- STATED GOAL
Write out each line in which the string "over" is present.

- STORED DATA
|---|

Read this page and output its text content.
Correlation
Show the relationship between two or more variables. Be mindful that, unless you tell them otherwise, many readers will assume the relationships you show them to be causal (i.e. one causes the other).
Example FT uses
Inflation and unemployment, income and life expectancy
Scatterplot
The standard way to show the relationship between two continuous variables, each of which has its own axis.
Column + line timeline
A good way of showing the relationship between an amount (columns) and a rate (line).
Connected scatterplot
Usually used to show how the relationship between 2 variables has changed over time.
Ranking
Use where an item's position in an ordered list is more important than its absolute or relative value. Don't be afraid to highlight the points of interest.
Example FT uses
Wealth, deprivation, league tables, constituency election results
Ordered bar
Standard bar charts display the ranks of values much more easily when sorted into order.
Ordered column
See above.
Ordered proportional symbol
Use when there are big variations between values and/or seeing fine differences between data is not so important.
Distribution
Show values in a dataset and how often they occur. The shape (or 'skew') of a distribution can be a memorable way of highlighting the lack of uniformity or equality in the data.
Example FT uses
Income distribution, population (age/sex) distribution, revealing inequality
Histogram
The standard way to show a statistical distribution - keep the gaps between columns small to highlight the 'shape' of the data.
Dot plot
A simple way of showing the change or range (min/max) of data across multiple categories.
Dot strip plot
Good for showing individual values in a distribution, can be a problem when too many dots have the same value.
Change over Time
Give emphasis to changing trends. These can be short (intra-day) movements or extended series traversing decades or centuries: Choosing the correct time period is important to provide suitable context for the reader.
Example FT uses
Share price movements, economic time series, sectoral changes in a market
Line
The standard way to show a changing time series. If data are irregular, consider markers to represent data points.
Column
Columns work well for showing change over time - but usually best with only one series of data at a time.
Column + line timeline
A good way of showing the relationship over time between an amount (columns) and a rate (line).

|---|

- ANSWER TO THE PROBLEM
Usually used to show how the relationship between 2 variables has changed over time.
Change over Time
Columns work well for showing change over time - but usually best with only one series of data at a time.
A good way of showing the relationship over time between an amount (columns) and a rate (line).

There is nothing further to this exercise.